◆ **Input data**

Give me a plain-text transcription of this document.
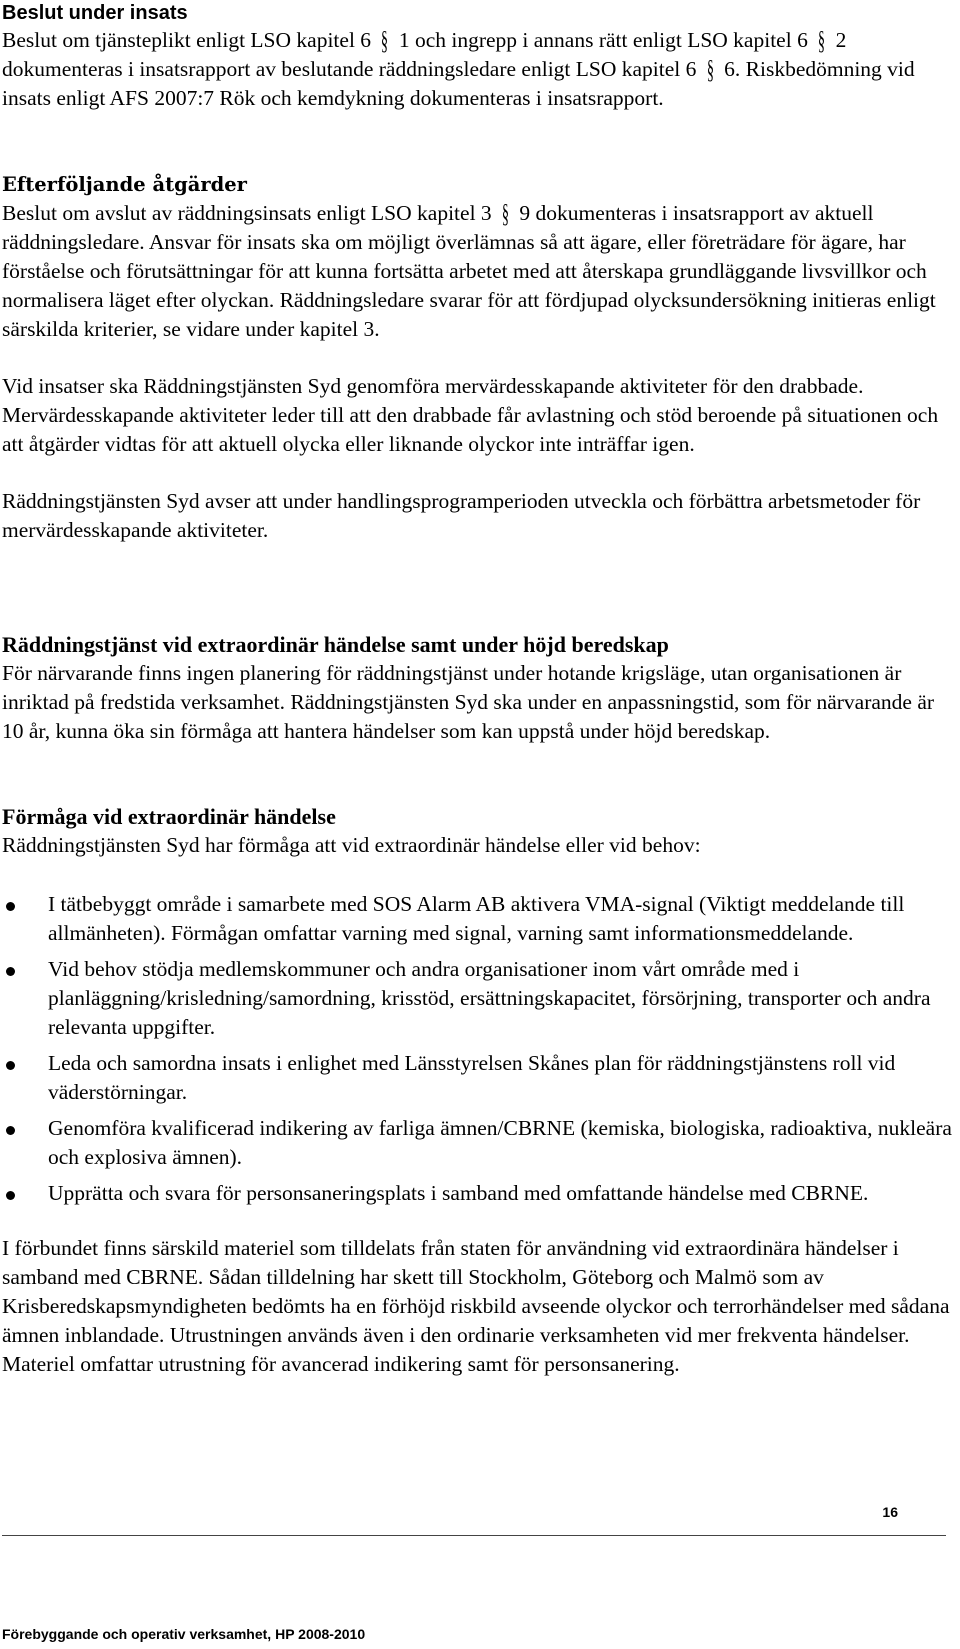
Beslut under insats

Beslut om tjänsteplikt enligt LSO kapitel 6 § 1 och ingrepp i annans rätt enligt LSO kapitel 6 § 2 dokumenteras i insatsrapport av beslutande räddningsledare enligt LSO kapitel 6 § 6. Riskbedömning vid insats enligt AFS 2007:7 Rök och kemdykning dokumenteras i insatsrapport.

Efterföljande åtgärder

Beslut om avslut av räddningsinsats enligt LSO kapitel 3 § 9 dokumenteras i insatsrapport av aktuell räddningsledare. Ansvar för insats ska om möjligt överlämnas så att ägare, eller företrädare för ägare, har förståelse och förutsättningar för att kunna fortsätta arbetet med att återskapa grundläggande livsvillkor och normalisera läget efter olyckan. Räddningsledare svarar för att fördjupad olycksundersökning initieras enligt särskilda kriterier, se vidare under kapitel 3.

Vid insatser ska Räddningstjänsten Syd genomföra mervärdesskapande aktiviteter för den drabbade. Mervärdesskapande aktiviteter leder till att den drabbade får avlastning och stöd beroende på situationen och att åtgärder vidtas för att aktuell olycka eller liknande olyckor inte inträffar igen.

Räddningstjänsten Syd avser att under handlingsprogramperioden utveckla och förbättra arbetsmetoder för mervärdesskapande aktiviteter.

Räddningstjänst vid extraordinär händelse samt under höjd beredskap

För närvarande finns ingen planering för räddningstjänst under hotande krigsläge, utan organisationen är inriktad på fredstida verksamhet. Räddningstjänsten Syd ska under en anpassningstid, som för närvarande är 10 år, kunna öka sin förmåga att hantera händelser som kan uppstå under höjd beredskap.

Förmåga vid extraordinär händelse

Räddningstjänsten Syd har förmåga att vid extraordinär händelse eller vid behov:

I tätbebyggt område i samarbete med SOS Alarm AB aktivera VMA-signal (Viktigt meddelande till allmänheten). Förmågan omfattar varning med signal, varning samt informationsmeddelande.
Vid behov stödja medlemskommuner och andra organisationer inom vårt område med i planläggning/krisledning/samordning, krisstöd, ersättningskapacitet, försörjning, transporter och andra relevanta uppgifter.
Leda och samordna insats i enlighet med Länsstyrelsen Skånes plan för räddningstjänstens roll vid väderstörningar.
Genomföra kvalificerad indikering av farliga ämnen/CBRNE (kemiska, biologiska, radioaktiva, nukleära och explosiva ämnen).
Upprätta och svara för personsaneringsplats i samband med omfattande händelse med CBRNE.

I förbundet finns särskild materiel som tilldelats från staten för användning vid extraordinära händelser i samband med CBRNE. Sådan tilldelning har skett till Stockholm, Göteborg och Malmö som av Krisberedskapsmyndigheten bedömts ha en förhöjd riskbild avseende olyckor och terrorhändelser med sådana ämnen inblandade. Utrustningen används även i den ordinarie verksamheten vid mer frekventa händelser. Materiel omfattar utrustning för avancerad indikering samt för personsanering.

16
Förebyggande och operativ verksamhet, HP 2008-2010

◆ **Work to complete**
For each line of the material that includes the word "behov", make a copy.

◆ **Response**
Räddningstjänsten Syd har förmåga att vid extraordinär händelse eller vid behov:
Vid behov stödja medlemskommuner och andra organisationer inom vårt område med i planläggning/krisledning/samordning, krisstöd, ersättningskapacitet, försörjning, transporter och andra relevanta uppgifter.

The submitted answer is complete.